• Task prompt: Copy out each line that has "angle" in it.

• Data records:
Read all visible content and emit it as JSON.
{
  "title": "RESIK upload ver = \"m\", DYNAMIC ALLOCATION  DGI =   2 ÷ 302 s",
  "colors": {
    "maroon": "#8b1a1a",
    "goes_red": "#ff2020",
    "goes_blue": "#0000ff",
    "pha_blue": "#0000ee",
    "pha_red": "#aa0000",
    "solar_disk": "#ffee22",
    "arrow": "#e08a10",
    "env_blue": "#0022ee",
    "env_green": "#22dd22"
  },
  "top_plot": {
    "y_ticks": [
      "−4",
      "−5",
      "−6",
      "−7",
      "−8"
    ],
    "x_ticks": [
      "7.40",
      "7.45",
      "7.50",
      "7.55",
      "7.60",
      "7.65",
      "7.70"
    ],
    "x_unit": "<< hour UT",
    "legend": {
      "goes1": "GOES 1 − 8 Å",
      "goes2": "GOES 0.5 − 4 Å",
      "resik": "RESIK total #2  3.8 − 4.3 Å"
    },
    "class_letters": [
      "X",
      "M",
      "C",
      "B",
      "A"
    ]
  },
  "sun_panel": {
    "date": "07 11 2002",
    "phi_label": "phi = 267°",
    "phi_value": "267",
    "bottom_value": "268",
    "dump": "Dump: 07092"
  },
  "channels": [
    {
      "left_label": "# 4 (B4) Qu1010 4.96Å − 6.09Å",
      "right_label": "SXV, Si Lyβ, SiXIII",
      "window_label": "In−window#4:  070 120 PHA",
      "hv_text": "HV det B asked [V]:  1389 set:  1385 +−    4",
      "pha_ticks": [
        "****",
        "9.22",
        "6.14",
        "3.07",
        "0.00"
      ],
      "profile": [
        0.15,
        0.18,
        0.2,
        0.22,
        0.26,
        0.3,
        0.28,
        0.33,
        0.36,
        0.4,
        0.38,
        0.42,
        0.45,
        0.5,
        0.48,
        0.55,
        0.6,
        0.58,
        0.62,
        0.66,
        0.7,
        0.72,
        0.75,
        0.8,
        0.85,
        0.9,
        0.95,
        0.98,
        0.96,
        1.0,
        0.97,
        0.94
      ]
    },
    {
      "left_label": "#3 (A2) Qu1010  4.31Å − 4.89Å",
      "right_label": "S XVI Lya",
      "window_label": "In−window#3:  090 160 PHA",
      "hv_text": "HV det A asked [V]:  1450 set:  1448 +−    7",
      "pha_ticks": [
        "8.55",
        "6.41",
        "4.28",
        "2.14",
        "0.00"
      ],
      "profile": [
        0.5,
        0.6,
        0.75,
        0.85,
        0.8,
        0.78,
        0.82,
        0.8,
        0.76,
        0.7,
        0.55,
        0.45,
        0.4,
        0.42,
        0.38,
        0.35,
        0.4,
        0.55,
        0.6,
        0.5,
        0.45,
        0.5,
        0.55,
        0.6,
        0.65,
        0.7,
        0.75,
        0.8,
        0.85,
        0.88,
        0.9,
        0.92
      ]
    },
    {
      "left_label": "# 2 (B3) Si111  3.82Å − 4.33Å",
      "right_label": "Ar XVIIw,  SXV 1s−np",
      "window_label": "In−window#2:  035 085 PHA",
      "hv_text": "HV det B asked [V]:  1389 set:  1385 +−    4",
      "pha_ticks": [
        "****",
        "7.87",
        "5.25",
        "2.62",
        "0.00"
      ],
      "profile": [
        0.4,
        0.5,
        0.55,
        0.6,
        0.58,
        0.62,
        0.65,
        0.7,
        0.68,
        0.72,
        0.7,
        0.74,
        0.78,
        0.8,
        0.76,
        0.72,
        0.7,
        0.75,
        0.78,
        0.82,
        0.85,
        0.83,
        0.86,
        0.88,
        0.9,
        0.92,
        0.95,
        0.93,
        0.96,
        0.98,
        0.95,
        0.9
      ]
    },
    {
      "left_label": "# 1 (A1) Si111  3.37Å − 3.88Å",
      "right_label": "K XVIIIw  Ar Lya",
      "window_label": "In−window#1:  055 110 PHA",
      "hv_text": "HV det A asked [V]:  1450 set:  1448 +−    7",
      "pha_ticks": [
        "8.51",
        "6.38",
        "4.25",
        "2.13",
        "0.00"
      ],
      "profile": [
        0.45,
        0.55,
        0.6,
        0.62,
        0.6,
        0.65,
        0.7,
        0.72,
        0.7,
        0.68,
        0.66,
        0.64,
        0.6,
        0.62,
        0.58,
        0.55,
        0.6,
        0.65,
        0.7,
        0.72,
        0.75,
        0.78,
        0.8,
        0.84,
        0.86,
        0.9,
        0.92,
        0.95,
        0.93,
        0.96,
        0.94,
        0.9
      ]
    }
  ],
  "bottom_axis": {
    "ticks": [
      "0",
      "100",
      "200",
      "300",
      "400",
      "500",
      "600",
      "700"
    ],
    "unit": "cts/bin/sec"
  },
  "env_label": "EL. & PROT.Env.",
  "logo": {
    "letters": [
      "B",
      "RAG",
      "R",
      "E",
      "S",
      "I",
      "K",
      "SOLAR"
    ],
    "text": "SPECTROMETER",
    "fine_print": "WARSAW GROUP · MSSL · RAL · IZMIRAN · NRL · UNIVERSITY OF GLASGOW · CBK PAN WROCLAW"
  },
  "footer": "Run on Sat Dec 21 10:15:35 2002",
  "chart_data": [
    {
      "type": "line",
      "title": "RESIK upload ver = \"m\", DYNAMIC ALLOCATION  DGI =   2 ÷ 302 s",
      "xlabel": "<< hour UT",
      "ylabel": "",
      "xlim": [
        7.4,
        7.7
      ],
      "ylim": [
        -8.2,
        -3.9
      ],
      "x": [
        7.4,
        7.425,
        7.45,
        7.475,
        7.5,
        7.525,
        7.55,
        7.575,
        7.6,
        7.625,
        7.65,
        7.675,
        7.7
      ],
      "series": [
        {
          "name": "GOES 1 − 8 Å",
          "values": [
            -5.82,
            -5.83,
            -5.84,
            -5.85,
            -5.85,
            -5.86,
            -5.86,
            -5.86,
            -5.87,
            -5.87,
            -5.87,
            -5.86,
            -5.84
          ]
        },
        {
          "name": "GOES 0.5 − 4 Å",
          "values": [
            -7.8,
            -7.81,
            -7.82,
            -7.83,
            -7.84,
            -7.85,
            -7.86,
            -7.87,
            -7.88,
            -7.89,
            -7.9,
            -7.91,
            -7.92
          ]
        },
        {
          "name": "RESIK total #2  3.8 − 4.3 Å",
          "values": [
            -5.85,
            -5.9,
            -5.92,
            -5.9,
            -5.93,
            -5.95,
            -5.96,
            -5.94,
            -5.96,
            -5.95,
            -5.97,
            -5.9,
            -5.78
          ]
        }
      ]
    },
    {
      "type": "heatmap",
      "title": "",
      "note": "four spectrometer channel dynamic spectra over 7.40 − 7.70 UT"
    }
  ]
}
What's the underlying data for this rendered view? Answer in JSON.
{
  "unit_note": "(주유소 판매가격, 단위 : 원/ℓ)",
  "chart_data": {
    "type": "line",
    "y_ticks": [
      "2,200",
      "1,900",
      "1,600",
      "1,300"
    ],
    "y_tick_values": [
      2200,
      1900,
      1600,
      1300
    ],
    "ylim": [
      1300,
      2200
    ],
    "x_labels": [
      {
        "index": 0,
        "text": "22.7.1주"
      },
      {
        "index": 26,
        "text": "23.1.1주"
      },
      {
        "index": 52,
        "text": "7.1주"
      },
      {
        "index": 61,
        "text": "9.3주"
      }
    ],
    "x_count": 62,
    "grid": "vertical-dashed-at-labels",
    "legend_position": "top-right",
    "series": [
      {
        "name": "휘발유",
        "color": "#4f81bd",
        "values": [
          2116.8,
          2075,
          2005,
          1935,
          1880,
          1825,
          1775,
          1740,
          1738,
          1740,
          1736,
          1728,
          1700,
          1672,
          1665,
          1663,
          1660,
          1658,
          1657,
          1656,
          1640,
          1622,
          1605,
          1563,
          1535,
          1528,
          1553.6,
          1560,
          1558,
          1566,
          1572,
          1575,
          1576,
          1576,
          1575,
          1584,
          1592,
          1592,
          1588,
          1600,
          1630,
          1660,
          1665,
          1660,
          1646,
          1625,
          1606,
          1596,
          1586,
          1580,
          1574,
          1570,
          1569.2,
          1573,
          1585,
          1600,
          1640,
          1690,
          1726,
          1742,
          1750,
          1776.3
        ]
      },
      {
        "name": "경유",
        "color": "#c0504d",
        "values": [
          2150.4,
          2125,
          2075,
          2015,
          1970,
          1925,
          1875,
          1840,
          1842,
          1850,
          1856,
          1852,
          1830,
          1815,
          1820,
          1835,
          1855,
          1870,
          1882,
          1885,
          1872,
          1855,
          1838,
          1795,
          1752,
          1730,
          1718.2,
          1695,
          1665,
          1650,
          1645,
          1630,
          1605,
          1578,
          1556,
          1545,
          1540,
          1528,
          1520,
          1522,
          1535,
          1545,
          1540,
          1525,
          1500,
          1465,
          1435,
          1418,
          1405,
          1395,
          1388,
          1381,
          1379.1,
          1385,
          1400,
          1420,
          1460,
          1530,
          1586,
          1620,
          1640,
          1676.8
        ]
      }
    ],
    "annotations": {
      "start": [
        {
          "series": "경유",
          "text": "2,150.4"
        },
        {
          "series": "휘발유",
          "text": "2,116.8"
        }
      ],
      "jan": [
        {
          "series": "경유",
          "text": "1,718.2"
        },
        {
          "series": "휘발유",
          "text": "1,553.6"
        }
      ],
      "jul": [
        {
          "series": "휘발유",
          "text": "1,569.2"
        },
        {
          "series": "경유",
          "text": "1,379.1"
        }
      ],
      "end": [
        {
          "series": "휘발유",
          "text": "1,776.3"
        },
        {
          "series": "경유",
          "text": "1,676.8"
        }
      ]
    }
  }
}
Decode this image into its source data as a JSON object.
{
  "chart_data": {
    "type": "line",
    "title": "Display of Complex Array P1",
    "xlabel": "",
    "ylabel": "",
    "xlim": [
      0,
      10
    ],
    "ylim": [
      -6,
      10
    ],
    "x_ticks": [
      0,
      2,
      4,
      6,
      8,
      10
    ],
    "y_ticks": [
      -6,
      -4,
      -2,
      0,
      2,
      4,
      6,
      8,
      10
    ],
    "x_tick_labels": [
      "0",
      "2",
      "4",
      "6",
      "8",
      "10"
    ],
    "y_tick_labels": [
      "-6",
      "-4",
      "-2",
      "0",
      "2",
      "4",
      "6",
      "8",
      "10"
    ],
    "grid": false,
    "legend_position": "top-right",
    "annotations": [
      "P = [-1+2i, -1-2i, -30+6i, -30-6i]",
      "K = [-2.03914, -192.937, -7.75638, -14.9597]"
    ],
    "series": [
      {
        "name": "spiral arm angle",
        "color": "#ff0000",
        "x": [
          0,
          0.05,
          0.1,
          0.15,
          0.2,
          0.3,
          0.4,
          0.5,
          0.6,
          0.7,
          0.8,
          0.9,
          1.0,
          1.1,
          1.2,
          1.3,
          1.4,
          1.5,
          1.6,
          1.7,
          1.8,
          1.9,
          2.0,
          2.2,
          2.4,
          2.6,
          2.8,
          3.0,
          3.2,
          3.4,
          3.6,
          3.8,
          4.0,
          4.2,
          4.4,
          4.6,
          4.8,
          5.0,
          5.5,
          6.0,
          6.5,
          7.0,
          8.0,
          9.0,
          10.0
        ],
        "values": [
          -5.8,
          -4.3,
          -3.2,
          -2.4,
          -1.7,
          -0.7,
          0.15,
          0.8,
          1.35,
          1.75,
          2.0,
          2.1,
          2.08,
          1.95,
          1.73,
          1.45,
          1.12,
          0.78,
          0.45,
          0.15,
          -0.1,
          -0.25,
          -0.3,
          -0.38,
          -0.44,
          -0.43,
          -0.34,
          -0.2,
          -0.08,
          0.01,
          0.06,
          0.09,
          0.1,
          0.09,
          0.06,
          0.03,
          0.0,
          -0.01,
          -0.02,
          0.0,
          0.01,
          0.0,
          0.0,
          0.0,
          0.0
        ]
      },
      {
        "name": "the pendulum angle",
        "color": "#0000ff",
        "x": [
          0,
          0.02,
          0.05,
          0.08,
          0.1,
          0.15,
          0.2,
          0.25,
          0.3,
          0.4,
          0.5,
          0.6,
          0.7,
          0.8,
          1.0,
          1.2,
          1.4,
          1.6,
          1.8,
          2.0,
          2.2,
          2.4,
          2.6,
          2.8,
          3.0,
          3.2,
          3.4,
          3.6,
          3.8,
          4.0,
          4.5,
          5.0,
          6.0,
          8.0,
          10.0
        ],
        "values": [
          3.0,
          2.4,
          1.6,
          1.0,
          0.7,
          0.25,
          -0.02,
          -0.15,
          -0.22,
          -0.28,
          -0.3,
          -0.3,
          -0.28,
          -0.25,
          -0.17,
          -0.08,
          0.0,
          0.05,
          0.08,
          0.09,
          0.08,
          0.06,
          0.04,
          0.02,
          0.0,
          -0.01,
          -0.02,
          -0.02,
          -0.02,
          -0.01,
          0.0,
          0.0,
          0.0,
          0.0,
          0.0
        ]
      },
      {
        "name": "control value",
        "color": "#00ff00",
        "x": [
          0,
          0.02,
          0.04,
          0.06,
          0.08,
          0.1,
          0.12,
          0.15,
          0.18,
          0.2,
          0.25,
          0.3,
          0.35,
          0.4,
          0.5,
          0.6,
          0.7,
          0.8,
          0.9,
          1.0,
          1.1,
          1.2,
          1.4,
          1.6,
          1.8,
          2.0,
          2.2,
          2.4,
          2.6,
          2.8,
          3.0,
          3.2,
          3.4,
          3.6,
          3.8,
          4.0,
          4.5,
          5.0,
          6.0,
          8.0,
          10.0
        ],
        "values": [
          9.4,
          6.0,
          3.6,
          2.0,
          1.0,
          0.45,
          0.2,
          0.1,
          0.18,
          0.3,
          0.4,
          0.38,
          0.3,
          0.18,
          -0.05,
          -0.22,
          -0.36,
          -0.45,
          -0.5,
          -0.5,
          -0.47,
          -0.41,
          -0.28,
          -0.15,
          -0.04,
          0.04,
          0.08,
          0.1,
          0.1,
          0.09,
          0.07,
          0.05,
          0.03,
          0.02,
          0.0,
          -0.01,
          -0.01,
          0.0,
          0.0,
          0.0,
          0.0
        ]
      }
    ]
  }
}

• Response:
        "name": "spiral arm angle",
        "name": "the pendulum angle",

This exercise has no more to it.